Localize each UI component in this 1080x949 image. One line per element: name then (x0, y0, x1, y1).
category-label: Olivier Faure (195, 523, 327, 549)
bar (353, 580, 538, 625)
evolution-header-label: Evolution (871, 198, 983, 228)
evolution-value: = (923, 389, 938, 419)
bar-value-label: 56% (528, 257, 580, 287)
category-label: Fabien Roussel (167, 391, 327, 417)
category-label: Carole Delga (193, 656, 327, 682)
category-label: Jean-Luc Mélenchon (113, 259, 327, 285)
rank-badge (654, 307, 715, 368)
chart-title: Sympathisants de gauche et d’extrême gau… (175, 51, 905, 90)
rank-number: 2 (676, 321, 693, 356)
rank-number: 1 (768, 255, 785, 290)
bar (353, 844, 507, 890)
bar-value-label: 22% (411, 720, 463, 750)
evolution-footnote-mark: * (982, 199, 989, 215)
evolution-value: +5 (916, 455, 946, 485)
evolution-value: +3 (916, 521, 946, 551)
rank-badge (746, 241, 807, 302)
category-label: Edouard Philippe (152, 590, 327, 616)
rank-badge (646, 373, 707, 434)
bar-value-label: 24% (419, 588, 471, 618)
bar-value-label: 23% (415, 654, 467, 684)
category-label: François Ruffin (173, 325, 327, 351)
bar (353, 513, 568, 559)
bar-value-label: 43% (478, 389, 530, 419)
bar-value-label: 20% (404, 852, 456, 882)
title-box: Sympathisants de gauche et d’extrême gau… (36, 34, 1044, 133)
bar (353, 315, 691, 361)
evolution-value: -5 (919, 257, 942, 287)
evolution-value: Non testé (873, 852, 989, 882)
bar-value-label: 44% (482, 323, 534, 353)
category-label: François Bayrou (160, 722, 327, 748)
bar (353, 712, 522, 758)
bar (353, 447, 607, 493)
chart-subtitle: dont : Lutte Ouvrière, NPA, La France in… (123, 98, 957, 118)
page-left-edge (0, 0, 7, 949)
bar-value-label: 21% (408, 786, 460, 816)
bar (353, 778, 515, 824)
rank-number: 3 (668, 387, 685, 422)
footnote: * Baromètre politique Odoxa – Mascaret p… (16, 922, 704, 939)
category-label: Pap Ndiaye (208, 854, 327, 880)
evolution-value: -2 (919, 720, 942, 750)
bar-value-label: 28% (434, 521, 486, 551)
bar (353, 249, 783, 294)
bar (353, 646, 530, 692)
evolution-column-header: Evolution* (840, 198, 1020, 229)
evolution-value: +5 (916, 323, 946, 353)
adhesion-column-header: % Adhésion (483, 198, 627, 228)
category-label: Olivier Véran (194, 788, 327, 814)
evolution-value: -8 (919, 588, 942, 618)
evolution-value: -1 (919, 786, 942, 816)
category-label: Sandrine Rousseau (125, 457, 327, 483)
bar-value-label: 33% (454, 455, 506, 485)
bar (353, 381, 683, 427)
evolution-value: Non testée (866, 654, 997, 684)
· · · ·
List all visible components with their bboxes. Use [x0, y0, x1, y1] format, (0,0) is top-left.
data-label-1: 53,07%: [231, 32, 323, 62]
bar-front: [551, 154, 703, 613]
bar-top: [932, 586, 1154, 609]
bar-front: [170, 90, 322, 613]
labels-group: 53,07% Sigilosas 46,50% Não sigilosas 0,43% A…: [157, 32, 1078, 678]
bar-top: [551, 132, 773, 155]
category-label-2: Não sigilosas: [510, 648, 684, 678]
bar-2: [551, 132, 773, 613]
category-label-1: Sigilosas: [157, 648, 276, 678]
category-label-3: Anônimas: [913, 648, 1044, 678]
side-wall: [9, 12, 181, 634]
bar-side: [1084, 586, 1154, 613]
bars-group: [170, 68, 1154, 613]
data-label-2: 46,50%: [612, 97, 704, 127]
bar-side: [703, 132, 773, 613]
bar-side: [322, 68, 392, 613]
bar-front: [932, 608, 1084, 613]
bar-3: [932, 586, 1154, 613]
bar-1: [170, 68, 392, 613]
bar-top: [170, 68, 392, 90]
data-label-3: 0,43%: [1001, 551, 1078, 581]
· · · ·
Reproduce, character for character, the stretch of the records from the line containing "List all visible" through the line containing "data-label-2: 46,50%: [612, 97, 704, 127]".

§ **Problem solution**:
List all visible components with their bboxes. Use [x0, y0, x1, y1] format, (0,0) is top-left.
data-label-1: 53,07%: [231, 32, 323, 62]
bar-front: [551, 154, 703, 613]
bar-top: [932, 586, 1154, 609]
bar-front: [170, 90, 322, 613]
labels-group: 53,07% Sigilosas 46,50% Não sigilosas 0,43% A…: [157, 32, 1078, 678]
bar-top: [551, 132, 773, 155]
category-label-2: Não sigilosas: [510, 648, 684, 678]
bar-2: [551, 132, 773, 613]
category-label-1: Sigilosas: [157, 648, 276, 678]
category-label-3: Anônimas: [913, 648, 1044, 678]
side-wall: [9, 12, 181, 634]
bar-side: [1084, 586, 1154, 613]
bars-group: [170, 68, 1154, 613]
data-label-2: 46,50%: [612, 97, 704, 127]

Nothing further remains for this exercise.